## start Record list

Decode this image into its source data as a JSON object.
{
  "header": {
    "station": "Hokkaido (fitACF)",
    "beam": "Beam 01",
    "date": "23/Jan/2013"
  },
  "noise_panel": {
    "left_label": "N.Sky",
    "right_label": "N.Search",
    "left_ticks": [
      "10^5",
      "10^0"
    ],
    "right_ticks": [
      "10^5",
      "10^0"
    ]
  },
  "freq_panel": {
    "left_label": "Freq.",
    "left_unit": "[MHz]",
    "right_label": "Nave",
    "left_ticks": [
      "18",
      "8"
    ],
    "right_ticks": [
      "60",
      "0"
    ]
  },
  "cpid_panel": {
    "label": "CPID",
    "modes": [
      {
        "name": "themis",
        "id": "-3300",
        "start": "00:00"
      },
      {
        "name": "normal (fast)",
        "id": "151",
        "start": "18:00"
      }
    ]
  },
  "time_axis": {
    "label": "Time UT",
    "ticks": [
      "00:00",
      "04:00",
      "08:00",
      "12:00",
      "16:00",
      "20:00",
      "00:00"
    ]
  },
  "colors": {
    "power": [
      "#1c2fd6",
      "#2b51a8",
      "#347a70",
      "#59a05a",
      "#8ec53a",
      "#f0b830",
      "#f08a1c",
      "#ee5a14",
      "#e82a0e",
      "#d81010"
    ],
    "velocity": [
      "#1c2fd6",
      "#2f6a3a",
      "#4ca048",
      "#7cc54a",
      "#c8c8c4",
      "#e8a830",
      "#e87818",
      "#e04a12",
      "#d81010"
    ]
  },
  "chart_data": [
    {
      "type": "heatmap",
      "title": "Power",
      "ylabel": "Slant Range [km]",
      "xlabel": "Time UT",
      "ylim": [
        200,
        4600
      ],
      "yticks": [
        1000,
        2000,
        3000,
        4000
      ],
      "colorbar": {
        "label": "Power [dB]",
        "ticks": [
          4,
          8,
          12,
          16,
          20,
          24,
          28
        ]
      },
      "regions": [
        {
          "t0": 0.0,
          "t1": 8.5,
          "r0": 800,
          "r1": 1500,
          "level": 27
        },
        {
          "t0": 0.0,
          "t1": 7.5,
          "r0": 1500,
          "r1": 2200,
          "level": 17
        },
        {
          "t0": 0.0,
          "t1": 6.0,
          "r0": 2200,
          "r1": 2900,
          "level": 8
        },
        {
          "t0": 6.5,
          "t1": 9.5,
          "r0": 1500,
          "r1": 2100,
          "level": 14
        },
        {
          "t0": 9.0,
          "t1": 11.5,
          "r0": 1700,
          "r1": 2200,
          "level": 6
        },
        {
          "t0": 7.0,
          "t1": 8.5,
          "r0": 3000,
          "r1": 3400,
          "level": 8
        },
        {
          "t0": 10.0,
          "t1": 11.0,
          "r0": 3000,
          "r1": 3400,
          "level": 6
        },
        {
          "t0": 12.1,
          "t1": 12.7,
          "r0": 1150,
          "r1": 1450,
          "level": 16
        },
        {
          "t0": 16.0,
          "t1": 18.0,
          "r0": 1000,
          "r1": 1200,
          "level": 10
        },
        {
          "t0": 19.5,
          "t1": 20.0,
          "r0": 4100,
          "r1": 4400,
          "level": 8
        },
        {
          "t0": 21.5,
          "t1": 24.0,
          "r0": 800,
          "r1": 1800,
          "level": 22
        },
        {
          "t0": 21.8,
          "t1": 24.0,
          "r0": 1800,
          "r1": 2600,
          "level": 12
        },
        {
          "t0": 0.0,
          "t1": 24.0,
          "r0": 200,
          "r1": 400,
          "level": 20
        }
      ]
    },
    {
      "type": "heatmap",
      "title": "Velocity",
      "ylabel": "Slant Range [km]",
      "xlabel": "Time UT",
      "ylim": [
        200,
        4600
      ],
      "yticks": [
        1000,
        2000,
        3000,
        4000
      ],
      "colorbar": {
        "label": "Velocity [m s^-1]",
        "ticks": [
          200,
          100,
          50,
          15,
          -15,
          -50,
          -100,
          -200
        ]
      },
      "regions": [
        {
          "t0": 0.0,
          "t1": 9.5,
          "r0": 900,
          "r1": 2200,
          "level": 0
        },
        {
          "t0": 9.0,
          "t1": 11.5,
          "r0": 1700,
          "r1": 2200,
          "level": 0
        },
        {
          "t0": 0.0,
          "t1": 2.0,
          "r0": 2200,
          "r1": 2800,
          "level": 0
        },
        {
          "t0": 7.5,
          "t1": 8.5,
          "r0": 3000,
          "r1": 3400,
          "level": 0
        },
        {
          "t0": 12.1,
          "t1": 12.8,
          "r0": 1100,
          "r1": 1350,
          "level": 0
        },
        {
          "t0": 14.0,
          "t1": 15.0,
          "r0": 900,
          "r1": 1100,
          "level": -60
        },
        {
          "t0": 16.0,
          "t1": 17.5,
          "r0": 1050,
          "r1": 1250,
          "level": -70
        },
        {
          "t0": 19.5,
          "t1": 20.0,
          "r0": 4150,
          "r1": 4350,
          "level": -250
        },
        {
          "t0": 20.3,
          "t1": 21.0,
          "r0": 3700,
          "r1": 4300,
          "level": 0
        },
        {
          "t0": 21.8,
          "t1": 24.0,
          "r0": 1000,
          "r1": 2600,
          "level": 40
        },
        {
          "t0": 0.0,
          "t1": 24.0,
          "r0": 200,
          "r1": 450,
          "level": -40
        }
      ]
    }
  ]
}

## end Record list

Copy each entry exactly, with nothing added or dropped.

**Solution to the problem:**
Decode this image into its source data as a JSON object.
{
  "header": {
    "station": "Hokkaido (fitACF)",
    "beam": "Beam 01",
    "date": "23/Jan/2013"
  },
  "noise_panel": {
    "left_label": "N.Sky",
    "right_label": "N.Search",
    "left_ticks": [
      "10^5",
      "10^0"
    ],
    "right_ticks": [
      "10^5",
      "10^0"
    ]
  },
  "freq_panel": {
    "left_label": "Freq.",
    "left_unit": "[MHz]",
    "right_label": "Nave",
    "left_ticks": [
      "18",
      "8"
    ],
    "right_ticks": [
      "60",
      "0"
    ]
  },
  "cpid_panel": {
    "label": "CPID",
    "modes": [
      {
        "name": "themis",
        "id": "-3300",
        "start": "00:00"
      },
      {
        "name": "normal (fast)",
        "id": "151",
        "start": "18:00"
      }
    ]
  },
  "time_axis": {
    "label": "Time UT",
    "ticks": [
      "00:00",
      "04:00",
      "08:00",
      "12:00",
      "16:00",
      "20:00",
      "00:00"
    ]
  },
  "colors": {
    "power": [
      "#1c2fd6",
      "#2b51a8",
      "#347a70",
      "#59a05a",
      "#8ec53a",
      "#f0b830",
      "#f08a1c",
      "#ee5a14",
      "#e82a0e",
      "#d81010"
    ],
    "velocity": [
      "#1c2fd6",
      "#2f6a3a",
      "#4ca048",
      "#7cc54a",
      "#c8c8c4",
      "#e8a830",
      "#e87818",
      "#e04a12",
      "#d81010"
    ]
  },
  "chart_data": [
    {
      "type": "heatmap",
      "title": "Power",
      "ylabel": "Slant Range [km]",
      "xlabel": "Time UT",
      "ylim": [
        200,
        4600
      ],
      "yticks": [
        1000,
        2000,
        3000,
        4000
      ],
      "colorbar": {
        "label": "Power [dB]",
        "ticks": [
          4,
          8,
          12,
          16,
          20,
          24,
          28
        ]
      },
      "regions": [
        {
          "t0": 0.0,
          "t1": 8.5,
          "r0": 800,
          "r1": 1500,
          "level": 27
        },
        {
          "t0": 0.0,
          "t1": 7.5,
          "r0": 1500,
          "r1": 2200,
          "level": 17
        },
        {
          "t0": 0.0,
          "t1": 6.0,
          "r0": 2200,
          "r1": 2900,
          "level": 8
        },
        {
          "t0": 6.5,
          "t1": 9.5,
          "r0": 1500,
          "r1": 2100,
          "level": 14
        },
        {
          "t0": 9.0,
          "t1": 11.5,
          "r0": 1700,
          "r1": 2200,
          "level": 6
        },
        {
          "t0": 7.0,
          "t1": 8.5,
          "r0": 3000,
          "r1": 3400,
          "level": 8
        },
        {
          "t0": 10.0,
          "t1": 11.0,
          "r0": 3000,
          "r1": 3400,
          "level": 6
        },
        {
          "t0": 12.1,
          "t1": 12.7,
          "r0": 1150,
          "r1": 1450,
          "level": 16
        },
        {
          "t0": 16.0,
          "t1": 18.0,
          "r0": 1000,
          "r1": 1200,
          "level": 10
        },
        {
          "t0": 19.5,
          "t1": 20.0,
          "r0": 4100,
          "r1": 4400,
          "level": 8
        },
        {
          "t0": 21.5,
          "t1": 24.0,
          "r0": 800,
          "r1": 1800,
          "level": 22
        },
        {
          "t0": 21.8,
          "t1": 24.0,
          "r0": 1800,
          "r1": 2600,
          "level": 12
        },
        {
          "t0": 0.0,
          "t1": 24.0,
          "r0": 200,
          "r1": 400,
          "level": 20
        }
      ]
    },
    {
      "type": "heatmap",
      "title": "Velocity",
      "ylabel": "Slant Range [km]",
      "xlabel": "Time UT",
      "ylim": [
        200,
        4600
      ],
      "yticks": [
        1000,
        2000,
        3000,
        4000
      ],
      "colorbar": {
        "label": "Velocity [m s^-1]",
        "ticks": [
          200,
          100,
          50,
          15,
          -15,
          -50,
          -100,
          -200
        ]
      },
      "regions": [
        {
          "t0": 0.0,
          "t1": 9.5,
          "r0": 900,
          "r1": 2200,
          "level": 0
        },
        {
          "t0": 9.0,
          "t1": 11.5,
          "r0": 1700,
          "r1": 2200,
          "level": 0
        },
        {
          "t0": 0.0,
          "t1": 2.0,
          "r0": 2200,
          "r1": 2800,
          "level": 0
        },
        {
          "t0": 7.5,
          "t1": 8.5,
          "r0": 3000,
          "r1": 3400,
          "level": 0
        },
        {
          "t0": 12.1,
          "t1": 12.8,
          "r0": 1100,
          "r1": 1350,
          "level": 0
        },
        {
          "t0": 14.0,
          "t1": 15.0,
          "r0": 900,
          "r1": 1100,
          "level": -60
        },
        {
          "t0": 16.0,
          "t1": 17.5,
          "r0": 1050,
          "r1": 1250,
          "level": -70
        },
        {
          "t0": 19.5,
          "t1": 20.0,
          "r0": 4150,
          "r1": 4350,
          "level": -250
        },
        {
          "t0": 20.3,
          "t1": 21.0,
          "r0": 3700,
          "r1": 4300,
          "level": 0
        },
        {
          "t0": 21.8,
          "t1": 24.0,
          "r0": 1000,
          "r1": 2600,
          "level": 40
        },
        {
          "t0": 0.0,
          "t1": 24.0,
          "r0": 200,
          "r1": 450,
          "level": -40
        }
      ]
    }
  ]
}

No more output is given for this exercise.